Stored records:
★ ★ ★
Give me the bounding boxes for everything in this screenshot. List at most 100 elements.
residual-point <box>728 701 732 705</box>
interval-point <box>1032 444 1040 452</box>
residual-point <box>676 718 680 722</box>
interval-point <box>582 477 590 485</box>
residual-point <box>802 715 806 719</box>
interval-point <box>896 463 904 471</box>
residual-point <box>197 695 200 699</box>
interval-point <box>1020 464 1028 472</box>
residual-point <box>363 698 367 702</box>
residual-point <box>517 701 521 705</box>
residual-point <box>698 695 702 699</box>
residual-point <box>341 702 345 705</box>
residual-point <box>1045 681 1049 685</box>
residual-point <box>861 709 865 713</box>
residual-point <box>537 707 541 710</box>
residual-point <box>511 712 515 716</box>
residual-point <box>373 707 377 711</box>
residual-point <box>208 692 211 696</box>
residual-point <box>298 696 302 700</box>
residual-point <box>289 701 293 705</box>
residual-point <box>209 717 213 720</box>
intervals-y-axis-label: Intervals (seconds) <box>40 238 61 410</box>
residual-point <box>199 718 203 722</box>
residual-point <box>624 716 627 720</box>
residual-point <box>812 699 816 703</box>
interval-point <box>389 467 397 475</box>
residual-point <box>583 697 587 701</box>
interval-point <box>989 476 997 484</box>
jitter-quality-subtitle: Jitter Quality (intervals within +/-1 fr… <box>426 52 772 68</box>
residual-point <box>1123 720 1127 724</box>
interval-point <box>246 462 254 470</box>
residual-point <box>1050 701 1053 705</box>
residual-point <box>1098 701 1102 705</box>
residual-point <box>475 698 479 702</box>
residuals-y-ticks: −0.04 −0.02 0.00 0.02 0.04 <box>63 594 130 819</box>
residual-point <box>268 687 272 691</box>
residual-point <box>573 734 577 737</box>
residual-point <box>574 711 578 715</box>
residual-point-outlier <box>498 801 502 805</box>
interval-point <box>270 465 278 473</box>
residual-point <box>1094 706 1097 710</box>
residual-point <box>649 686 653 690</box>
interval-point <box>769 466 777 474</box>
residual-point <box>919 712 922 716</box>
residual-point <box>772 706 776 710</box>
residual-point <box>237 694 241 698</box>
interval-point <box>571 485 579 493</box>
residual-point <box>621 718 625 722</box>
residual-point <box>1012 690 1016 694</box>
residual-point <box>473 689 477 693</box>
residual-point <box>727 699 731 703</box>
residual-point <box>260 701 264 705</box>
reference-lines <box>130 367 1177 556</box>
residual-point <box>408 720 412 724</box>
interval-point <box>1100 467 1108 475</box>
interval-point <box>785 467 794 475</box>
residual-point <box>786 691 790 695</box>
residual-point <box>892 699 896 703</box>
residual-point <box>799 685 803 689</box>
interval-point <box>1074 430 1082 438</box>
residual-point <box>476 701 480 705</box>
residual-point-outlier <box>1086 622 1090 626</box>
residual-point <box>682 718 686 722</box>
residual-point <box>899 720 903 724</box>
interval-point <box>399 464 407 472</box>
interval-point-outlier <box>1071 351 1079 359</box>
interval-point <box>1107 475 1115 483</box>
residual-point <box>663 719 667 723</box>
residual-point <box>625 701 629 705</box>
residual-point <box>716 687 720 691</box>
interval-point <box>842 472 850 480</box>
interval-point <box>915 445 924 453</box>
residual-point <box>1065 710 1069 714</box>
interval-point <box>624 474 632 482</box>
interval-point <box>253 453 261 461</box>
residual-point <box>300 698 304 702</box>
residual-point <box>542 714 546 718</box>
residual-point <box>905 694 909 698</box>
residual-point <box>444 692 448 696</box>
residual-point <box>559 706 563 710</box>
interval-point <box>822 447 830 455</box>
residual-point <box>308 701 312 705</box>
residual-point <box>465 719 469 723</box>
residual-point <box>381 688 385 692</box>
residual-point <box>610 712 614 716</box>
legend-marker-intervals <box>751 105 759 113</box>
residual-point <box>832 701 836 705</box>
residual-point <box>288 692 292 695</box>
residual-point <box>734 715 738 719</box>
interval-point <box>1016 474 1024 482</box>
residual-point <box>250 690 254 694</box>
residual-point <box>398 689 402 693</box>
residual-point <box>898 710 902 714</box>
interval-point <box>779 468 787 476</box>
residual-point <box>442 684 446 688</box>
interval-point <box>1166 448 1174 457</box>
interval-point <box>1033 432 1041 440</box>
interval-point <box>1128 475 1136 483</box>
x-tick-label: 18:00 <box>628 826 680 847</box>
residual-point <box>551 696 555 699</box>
★ ★ ★
Stated task:
Write out the records again, from the start of the records down to and including the line that contains "residual-point <box>268 687 272 691</box>", switching each "interval-point" to "interval-marker" and leaving everything else unchanged.

Reply to the task:
Give me the bounding boxes for everything in this screenshot. List at most 100 elements.
residual-point <box>728 701 732 705</box>
interval-marker <box>1032 444 1040 452</box>
residual-point <box>676 718 680 722</box>
interval-marker <box>582 477 590 485</box>
residual-point <box>802 715 806 719</box>
interval-marker <box>896 463 904 471</box>
residual-point <box>197 695 200 699</box>
interval-marker <box>1020 464 1028 472</box>
residual-point <box>363 698 367 702</box>
residual-point <box>517 701 521 705</box>
residual-point <box>698 695 702 699</box>
residual-point <box>341 702 345 705</box>
residual-point <box>1045 681 1049 685</box>
residual-point <box>861 709 865 713</box>
residual-point <box>537 707 541 710</box>
residual-point <box>511 712 515 716</box>
residual-point <box>373 707 377 711</box>
residual-point <box>208 692 211 696</box>
residual-point <box>298 696 302 700</box>
residual-point <box>289 701 293 705</box>
residual-point <box>209 717 213 720</box>
intervals-y-axis-label: Intervals (seconds) <box>40 238 61 410</box>
residual-point <box>199 718 203 722</box>
residual-point <box>624 716 627 720</box>
residual-point <box>812 699 816 703</box>
interval-marker <box>389 467 397 475</box>
residual-point <box>583 697 587 701</box>
interval-marker <box>989 476 997 484</box>
jitter-quality-subtitle: Jitter Quality (intervals within +/-1 fr… <box>426 52 772 68</box>
residual-point <box>1123 720 1127 724</box>
interval-marker <box>246 462 254 470</box>
residual-point <box>1050 701 1053 705</box>
residual-point <box>1098 701 1102 705</box>
residual-point <box>475 698 479 702</box>
residuals-y-ticks: −0.04 −0.02 0.00 0.02 0.04 <box>63 594 130 819</box>
residual-point <box>268 687 272 691</box>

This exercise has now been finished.